Written task: Write out all lines holding the word "sõidu".

Source material:
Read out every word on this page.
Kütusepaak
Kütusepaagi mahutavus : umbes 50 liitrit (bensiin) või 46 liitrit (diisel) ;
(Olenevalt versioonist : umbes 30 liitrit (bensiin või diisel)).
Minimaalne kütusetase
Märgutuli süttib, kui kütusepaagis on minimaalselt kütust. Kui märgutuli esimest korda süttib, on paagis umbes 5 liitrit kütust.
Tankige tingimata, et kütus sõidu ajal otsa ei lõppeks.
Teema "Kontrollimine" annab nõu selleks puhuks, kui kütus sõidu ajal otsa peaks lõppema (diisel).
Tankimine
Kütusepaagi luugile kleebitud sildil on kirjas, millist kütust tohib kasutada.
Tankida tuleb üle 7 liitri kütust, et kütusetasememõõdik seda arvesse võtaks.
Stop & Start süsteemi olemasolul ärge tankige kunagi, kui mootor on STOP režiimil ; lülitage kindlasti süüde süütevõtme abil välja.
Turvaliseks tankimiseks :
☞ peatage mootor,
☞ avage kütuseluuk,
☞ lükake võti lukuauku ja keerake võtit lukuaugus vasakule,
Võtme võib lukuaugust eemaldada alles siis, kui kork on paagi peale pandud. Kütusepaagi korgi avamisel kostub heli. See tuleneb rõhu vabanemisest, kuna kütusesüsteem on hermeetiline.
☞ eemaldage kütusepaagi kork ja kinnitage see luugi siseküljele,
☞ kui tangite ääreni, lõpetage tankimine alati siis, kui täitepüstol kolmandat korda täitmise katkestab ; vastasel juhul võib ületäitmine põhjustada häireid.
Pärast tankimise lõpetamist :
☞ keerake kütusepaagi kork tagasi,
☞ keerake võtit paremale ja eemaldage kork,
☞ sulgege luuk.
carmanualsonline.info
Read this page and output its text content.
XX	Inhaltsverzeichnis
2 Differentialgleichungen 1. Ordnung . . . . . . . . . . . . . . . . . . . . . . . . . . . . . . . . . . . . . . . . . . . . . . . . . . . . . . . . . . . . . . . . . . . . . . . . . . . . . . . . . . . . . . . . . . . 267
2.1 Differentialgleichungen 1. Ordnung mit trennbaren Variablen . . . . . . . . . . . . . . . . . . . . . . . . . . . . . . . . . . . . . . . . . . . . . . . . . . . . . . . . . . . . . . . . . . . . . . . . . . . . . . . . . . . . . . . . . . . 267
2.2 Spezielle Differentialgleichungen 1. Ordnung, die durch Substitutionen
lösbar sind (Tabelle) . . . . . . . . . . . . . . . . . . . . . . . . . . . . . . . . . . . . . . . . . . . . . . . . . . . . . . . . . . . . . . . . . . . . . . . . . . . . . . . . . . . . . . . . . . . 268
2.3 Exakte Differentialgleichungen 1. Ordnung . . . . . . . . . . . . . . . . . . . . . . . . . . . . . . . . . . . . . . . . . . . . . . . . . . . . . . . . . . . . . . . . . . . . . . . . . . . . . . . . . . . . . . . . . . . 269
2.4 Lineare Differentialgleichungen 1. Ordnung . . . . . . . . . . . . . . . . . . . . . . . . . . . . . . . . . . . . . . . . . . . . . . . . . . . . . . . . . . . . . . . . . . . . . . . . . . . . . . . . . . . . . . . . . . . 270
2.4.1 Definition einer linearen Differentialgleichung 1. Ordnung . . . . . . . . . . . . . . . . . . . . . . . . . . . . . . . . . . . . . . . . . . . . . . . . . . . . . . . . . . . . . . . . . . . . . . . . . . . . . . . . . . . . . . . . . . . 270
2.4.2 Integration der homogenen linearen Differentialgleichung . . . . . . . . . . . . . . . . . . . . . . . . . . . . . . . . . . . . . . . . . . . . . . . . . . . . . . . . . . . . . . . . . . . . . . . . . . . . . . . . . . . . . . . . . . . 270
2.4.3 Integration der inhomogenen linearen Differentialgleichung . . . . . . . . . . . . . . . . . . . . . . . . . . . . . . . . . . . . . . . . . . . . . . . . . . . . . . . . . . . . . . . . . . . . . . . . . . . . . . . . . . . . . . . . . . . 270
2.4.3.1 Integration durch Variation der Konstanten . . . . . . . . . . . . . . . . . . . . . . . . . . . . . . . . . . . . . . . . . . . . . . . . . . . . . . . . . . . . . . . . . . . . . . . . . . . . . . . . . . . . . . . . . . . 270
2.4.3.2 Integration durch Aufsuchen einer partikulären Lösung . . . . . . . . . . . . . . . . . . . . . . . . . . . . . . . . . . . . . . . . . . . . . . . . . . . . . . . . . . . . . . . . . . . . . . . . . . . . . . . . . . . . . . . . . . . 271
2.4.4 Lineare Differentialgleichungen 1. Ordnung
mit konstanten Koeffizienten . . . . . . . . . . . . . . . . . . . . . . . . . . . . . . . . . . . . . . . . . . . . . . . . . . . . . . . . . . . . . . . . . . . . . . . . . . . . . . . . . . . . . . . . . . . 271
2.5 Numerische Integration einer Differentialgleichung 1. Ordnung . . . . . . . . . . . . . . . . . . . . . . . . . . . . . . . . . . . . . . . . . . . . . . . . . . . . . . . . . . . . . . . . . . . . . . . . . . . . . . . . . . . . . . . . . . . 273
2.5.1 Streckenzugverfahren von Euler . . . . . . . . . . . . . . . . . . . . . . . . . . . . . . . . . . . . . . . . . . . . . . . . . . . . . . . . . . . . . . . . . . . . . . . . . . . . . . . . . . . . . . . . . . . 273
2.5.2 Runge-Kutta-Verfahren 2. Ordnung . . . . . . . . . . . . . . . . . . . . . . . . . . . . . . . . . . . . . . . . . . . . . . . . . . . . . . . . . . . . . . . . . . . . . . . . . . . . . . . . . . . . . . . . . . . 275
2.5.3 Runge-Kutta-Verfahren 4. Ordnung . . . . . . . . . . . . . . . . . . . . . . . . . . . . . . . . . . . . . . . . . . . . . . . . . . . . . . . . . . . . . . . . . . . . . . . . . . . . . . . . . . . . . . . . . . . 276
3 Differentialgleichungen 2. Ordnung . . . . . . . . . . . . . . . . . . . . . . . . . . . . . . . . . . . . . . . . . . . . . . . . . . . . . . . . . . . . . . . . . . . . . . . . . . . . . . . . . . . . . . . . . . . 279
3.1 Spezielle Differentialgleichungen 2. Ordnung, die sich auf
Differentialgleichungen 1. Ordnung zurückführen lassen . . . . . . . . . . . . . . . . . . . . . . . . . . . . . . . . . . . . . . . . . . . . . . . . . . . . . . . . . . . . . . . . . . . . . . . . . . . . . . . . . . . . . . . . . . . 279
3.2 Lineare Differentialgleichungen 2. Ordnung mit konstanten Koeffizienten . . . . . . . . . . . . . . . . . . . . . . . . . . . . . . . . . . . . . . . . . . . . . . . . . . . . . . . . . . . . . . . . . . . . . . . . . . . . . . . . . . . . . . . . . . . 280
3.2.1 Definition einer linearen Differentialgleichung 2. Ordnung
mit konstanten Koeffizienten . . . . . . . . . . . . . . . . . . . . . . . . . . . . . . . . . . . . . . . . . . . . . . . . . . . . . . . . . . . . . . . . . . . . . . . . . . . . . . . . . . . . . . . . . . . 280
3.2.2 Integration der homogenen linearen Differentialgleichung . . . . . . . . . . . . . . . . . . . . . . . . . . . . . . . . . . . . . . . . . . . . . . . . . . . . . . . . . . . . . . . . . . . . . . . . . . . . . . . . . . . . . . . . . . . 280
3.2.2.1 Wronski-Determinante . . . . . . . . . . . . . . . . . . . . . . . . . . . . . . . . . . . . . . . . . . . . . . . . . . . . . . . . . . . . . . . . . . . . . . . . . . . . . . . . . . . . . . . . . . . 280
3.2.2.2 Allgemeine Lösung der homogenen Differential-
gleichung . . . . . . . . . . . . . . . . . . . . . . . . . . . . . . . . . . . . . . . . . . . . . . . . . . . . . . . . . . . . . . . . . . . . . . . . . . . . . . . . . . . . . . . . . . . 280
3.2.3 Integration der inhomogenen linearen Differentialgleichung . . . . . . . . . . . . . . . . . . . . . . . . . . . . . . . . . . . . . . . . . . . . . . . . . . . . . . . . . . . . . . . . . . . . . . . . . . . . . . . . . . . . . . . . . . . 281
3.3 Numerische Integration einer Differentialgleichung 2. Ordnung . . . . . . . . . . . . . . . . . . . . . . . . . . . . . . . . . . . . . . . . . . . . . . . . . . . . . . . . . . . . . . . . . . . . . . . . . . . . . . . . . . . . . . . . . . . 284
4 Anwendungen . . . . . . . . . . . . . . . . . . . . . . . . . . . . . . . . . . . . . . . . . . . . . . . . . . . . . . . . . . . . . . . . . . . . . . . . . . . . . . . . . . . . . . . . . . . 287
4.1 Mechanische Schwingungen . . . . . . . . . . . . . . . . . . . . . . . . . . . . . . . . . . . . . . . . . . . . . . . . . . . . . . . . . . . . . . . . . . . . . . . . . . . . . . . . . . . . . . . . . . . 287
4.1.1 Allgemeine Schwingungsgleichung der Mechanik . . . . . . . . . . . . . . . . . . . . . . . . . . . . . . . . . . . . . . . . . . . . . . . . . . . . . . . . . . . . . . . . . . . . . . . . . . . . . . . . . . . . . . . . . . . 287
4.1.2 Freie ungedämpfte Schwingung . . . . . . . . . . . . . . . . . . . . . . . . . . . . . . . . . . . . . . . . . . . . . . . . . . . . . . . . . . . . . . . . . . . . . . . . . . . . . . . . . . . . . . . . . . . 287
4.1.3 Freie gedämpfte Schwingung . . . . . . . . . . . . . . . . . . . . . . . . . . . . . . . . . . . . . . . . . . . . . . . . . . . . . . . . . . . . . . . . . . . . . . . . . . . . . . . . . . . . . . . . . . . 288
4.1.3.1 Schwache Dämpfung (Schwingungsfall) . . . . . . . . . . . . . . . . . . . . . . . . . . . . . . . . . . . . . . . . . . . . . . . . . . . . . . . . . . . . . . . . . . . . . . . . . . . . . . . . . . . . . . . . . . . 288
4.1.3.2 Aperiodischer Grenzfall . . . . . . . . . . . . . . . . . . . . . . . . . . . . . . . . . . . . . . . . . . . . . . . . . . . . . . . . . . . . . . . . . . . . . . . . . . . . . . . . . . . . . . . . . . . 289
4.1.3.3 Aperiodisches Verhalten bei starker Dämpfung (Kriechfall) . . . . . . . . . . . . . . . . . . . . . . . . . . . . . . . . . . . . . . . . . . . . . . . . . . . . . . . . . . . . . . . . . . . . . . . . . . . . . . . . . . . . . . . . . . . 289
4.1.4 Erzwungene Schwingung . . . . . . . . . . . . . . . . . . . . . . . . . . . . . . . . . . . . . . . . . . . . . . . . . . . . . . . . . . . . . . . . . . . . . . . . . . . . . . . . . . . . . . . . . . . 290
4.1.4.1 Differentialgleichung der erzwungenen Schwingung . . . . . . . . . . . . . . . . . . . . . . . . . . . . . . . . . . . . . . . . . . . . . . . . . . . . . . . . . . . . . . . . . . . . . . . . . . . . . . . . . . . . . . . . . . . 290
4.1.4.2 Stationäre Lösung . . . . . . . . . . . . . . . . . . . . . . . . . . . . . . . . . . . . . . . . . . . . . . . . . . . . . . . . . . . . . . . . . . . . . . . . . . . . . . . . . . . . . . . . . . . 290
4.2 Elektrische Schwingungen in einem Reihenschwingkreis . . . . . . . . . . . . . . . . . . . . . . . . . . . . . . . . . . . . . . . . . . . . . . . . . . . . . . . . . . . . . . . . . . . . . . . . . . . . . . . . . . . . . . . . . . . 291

Solved problem:
Tankige tingimata, et kütus sõidu ajal otsa ei lõppeks.
Teema "Kontrollimine" annab nõu selleks puhuks, kui kütus sõidu ajal otsa peaks lõppema (diisel).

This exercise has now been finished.